* Start Supplied material *

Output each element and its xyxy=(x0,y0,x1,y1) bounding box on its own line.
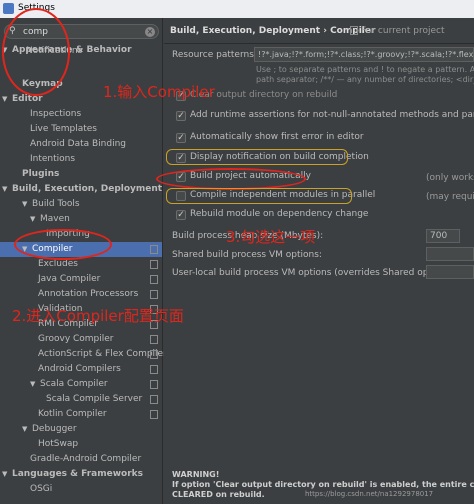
tree-item-plugins[interactable]: Plugins xyxy=(0,167,162,182)
project-scope-icon xyxy=(150,350,158,359)
tree-item-build-execution-deployment[interactable]: ▼ Build, Execution, Deployment xyxy=(0,182,162,197)
tree-item-label: Annotation Processors xyxy=(38,289,139,299)
tree-item-label: ActionScript & Flex Compiler xyxy=(38,349,167,359)
project-scope-icon xyxy=(150,335,158,344)
warning-line1: If option 'Clear output directory on reb… xyxy=(172,480,474,489)
warning-line2: CLEARED on rebuild. xyxy=(172,490,265,499)
tree-item-java-compiler[interactable]: Java Compiler xyxy=(0,272,162,287)
resource-hint-line1: Use ; to separate patterns and ! to nega… xyxy=(256,65,474,74)
resource-patterns-field[interactable]: !?*.java;!?*.form;!?*.class;!?*.groovy;!… xyxy=(254,47,474,62)
tree-item-intentions[interactable]: Intentions xyxy=(0,152,162,167)
checked-checkbox[interactable]: ✓ xyxy=(176,111,186,121)
only-works-note: (only works xyxy=(426,173,474,183)
expand-arrow-icon[interactable]: ▼ xyxy=(22,422,27,437)
app-icon xyxy=(3,3,14,14)
shared-vm-options-label: Shared build process VM options: xyxy=(172,250,322,260)
project-scope-icon xyxy=(150,290,158,299)
checked-checkbox[interactable]: ✓ xyxy=(176,210,186,220)
tree-item-build-tools[interactable]: ▼ Build Tools xyxy=(0,197,162,212)
title-bar: Settings xyxy=(0,0,474,18)
tree-item-actionscript-flex-compiler[interactable]: ActionScript & Flex Compiler xyxy=(0,347,167,362)
expand-arrow-icon[interactable]: ▼ xyxy=(30,212,35,227)
notification-highlight-box xyxy=(166,149,348,165)
expand-arrow-icon[interactable]: ▼ xyxy=(2,92,7,107)
watermark: https://blog.csdn.net/na1292978017 xyxy=(305,490,434,498)
tree-item-hotswap[interactable]: HotSwap xyxy=(0,437,162,452)
expand-arrow-icon[interactable]: ▼ xyxy=(22,197,27,212)
shared-vm-options-field[interactable] xyxy=(426,247,474,261)
resource-hint-line2: path separator; /**/ — any number of dir… xyxy=(256,75,474,84)
tree-item-label: Languages & Frameworks xyxy=(12,469,144,479)
step3-annotation: 3.勾选这一项 xyxy=(226,228,316,246)
user-vm-options-field[interactable] xyxy=(426,265,474,279)
step1-annotation: 1.输入Compiler xyxy=(103,83,215,101)
project-scope-icon xyxy=(150,245,158,254)
expand-arrow-icon[interactable]: ▼ xyxy=(2,467,7,482)
tree-item-label: Build Tools xyxy=(32,199,80,209)
tree-item-live-templates[interactable]: Live Templates xyxy=(0,122,162,137)
tree-item-debugger[interactable]: ▼ Debugger xyxy=(0,422,162,437)
tree-item-label: Live Templates xyxy=(30,124,97,134)
tree-item-gradle-android-compiler[interactable]: Gradle-Android Compiler xyxy=(0,452,162,467)
scope-text: For current project xyxy=(361,26,445,36)
tree-item-label: OSGi xyxy=(30,484,53,494)
resource-patterns-label: Resource patterns: xyxy=(172,50,257,60)
tree-item-osgi[interactable]: OSGi xyxy=(0,482,162,497)
clear-search-icon[interactable]: × xyxy=(145,27,155,37)
scope-label: For current project xyxy=(350,26,445,36)
tree-item-label: Groovy Compiler xyxy=(38,334,114,344)
may-require-note: (may require xyxy=(426,192,474,202)
settings-window: Settings ⚲ × ▼Appearance & BehaviorNotif… xyxy=(0,0,474,504)
tree-item-inspections[interactable]: Inspections xyxy=(0,107,162,122)
parallel-highlight-box xyxy=(166,188,352,204)
tree-item-scala-compile-server[interactable]: Scala Compile Server xyxy=(0,392,162,407)
tree-item-groovy-compiler[interactable]: Groovy Compiler xyxy=(0,332,162,347)
expand-arrow-icon[interactable]: ▼ xyxy=(2,182,7,197)
tree-item-label: Intentions xyxy=(30,154,76,164)
tree-item-annotation-processors[interactable]: Annotation Processors xyxy=(0,287,162,302)
warning-title: WARNING! xyxy=(172,470,220,479)
search-annotation-circle xyxy=(2,8,70,96)
tree-item-label: Gradle-Android Compiler xyxy=(30,454,142,464)
tree-item-android-data-binding[interactable]: Android Data Binding xyxy=(0,137,162,152)
breadcrumb: Build, Execution, Deployment › Compiler xyxy=(170,26,376,36)
tree-item-label: Scala Compiler xyxy=(40,379,108,389)
tree-item-label: Build, Execution, Deployment xyxy=(12,184,163,194)
option-label: Automatically show first error in editor xyxy=(190,132,364,142)
project-scope-icon xyxy=(350,26,358,35)
build-auto-annotation-circle xyxy=(156,168,306,190)
checked-checkbox[interactable]: ✓ xyxy=(176,133,186,143)
tree-item-label: Android Data Binding xyxy=(30,139,127,149)
tree-item-languages-frameworks[interactable]: ▼ Languages & Frameworks xyxy=(0,467,162,482)
tree-item-label: Java Compiler xyxy=(38,274,101,284)
tree-item-label: Inspections xyxy=(30,109,82,119)
project-scope-icon xyxy=(150,260,158,269)
tree-item-label: HotSwap xyxy=(38,439,79,449)
project-scope-icon xyxy=(150,365,158,374)
option-label: Add runtime assertions for not-null-anno… xyxy=(190,110,474,120)
user-vm-options-label: User-local build process VM options (ove… xyxy=(172,268,457,278)
tree-item-android-compilers[interactable]: Android Compilers xyxy=(0,362,162,377)
step2-annotation: 2.进入Compiler配置页面 xyxy=(12,307,184,325)
tree-item-scala-compiler[interactable]: ▼ Scala Compiler xyxy=(0,377,162,392)
tree-item-label: Maven xyxy=(40,214,70,224)
tree-item-label: Debugger xyxy=(32,424,77,434)
compiler-annotation-circle xyxy=(14,229,112,260)
project-scope-icon xyxy=(150,410,158,419)
tree-item-kotlin-compiler[interactable]: Kotlin Compiler xyxy=(0,407,162,422)
tree-item-label: Kotlin Compiler xyxy=(38,409,107,419)
tree-item-label: Scala Compile Server xyxy=(46,394,143,404)
expand-arrow-icon[interactable]: ▼ xyxy=(30,377,35,392)
heap-size-field[interactable]: 700 xyxy=(426,229,460,243)
project-scope-icon xyxy=(150,380,158,389)
project-scope-icon xyxy=(150,275,158,284)
project-scope-icon xyxy=(150,395,158,404)
tree-item-label: Plugins xyxy=(22,169,60,179)
header-divider xyxy=(164,43,474,44)
option-label: Rebuild module on dependency change xyxy=(190,209,369,219)
tree-item-maven[interactable]: ▼ Maven xyxy=(0,212,162,227)
tree-item-label: Android Compilers xyxy=(38,364,121,374)
tree-item-excludes[interactable]: Excludes xyxy=(0,257,162,272)
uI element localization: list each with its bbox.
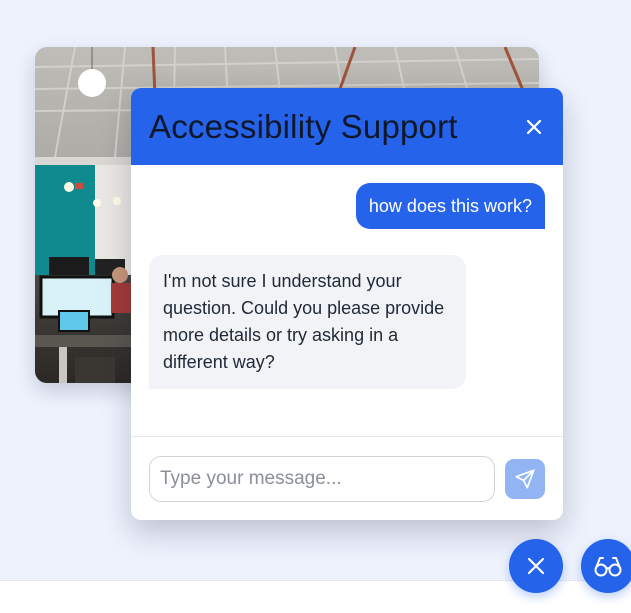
close-icon [526,119,542,134]
close-icon [527,557,545,575]
send-button[interactable] [505,458,545,499]
accessibility-button[interactable] [581,539,631,593]
chat-title: Accessibility Support [149,107,458,145]
chat-header: Accessibility Support [131,88,563,165]
message-input[interactable] [149,455,496,502]
send-icon [515,468,535,489]
message-composer [131,436,563,520]
glasses-icon [594,557,622,577]
assistant-message: I'm not sure I understand your question.… [149,255,466,389]
user-message: how does this work? [355,183,545,229]
message-list: how does this work? I'm not sure I under… [131,165,563,436]
chat-close-button[interactable] [523,116,545,138]
chat-panel: Accessibility Support how does this work… [131,88,563,520]
widget-close-button[interactable] [509,539,563,593]
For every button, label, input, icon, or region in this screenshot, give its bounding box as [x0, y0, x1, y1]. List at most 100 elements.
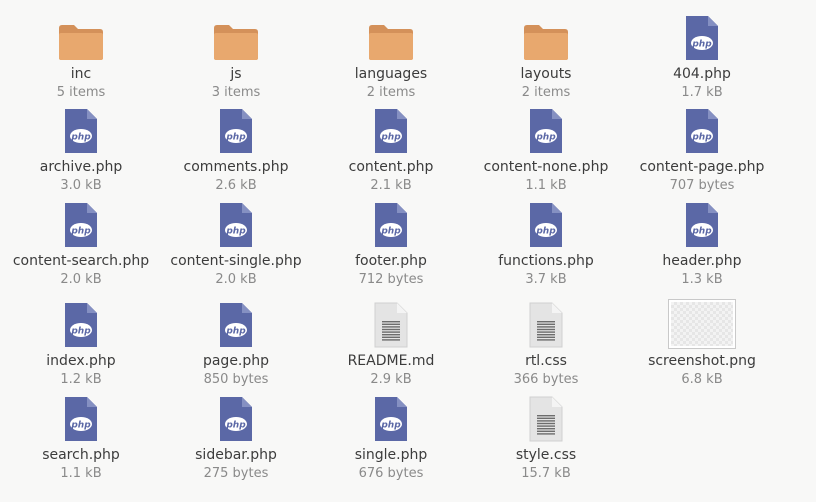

* End Supplied material *

Required work: Copy out, word for word, the lines from the one holding "close-icon [526,119,542,134]" through the last line, both included, and omit the pictures.

Written reply:
close-icon [526,119,542,134]
close-icon [527,557,545,575]
send-button[interactable] [505,458,545,499]
accessibility-button[interactable] [581,539,631,593]
chat-title: Accessibility Support [149,107,458,145]
chat-header: Accessibility Support [131,88,563,165]
message-input[interactable] [149,455,496,502]
send-icon [515,468,535,489]
message-composer [131,436,563,520]
glasses-icon [594,557,622,577]
assistant-message: I'm not sure I understand your question.… [149,255,466,389]
user-message: how does this work? [355,183,545,229]
message-list: how does this work? I'm not sure I under… [131,165,563,436]
chat-close-button[interactable] [523,116,545,138]
chat-panel: Accessibility Support how does this work… [131,88,563,520]
widget-close-button[interactable] [509,539,563,593]
For every button, label, input, icon, or region in this screenshot, give its bounding box as [x0, y0, x1, y1]. List at most 100 elements.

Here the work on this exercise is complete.